◆ DATASET RECORDS
· · · · · · ·

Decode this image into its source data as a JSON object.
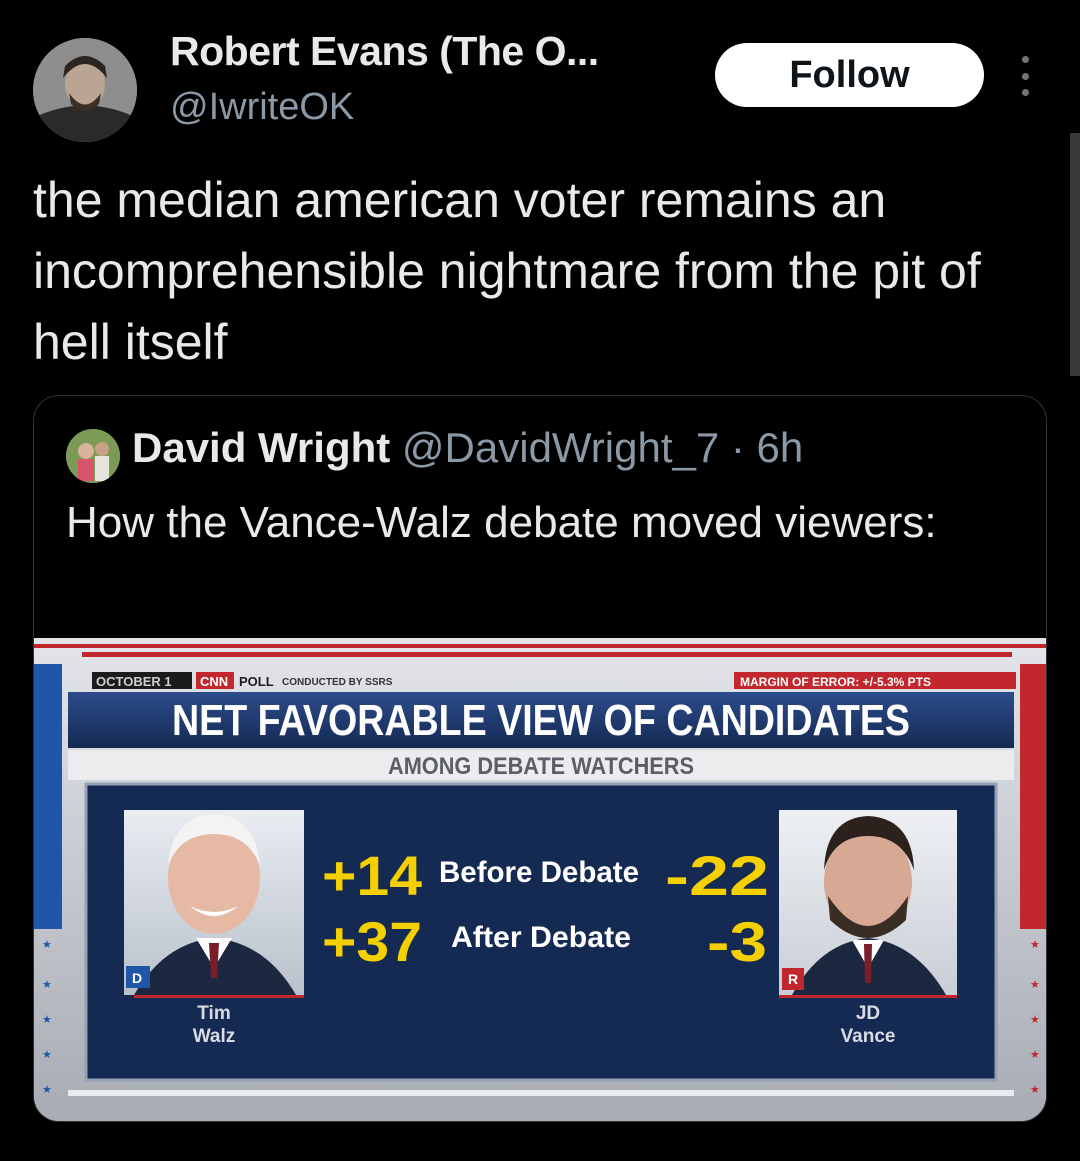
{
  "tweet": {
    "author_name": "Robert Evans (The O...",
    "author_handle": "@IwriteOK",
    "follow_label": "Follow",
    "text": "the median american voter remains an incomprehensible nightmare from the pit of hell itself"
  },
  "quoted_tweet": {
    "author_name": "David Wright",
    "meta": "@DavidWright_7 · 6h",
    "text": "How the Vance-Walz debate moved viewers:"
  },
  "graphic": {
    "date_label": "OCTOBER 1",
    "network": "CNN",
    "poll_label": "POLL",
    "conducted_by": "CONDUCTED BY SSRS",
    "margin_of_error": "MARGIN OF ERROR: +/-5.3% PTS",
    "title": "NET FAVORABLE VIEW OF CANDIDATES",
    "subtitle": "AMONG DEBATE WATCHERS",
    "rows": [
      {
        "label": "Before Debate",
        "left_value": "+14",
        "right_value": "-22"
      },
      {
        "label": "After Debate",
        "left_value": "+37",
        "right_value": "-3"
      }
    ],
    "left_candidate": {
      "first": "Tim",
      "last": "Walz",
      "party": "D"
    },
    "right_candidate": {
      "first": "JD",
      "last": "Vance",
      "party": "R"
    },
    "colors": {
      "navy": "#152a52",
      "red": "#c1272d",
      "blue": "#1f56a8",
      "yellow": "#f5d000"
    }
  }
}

· · · · · · ·

◆ TASK INSTRUCTIONS
Provide only the count of lines in the material above that hold the word "text".

◆ ANSWER IN FULL
2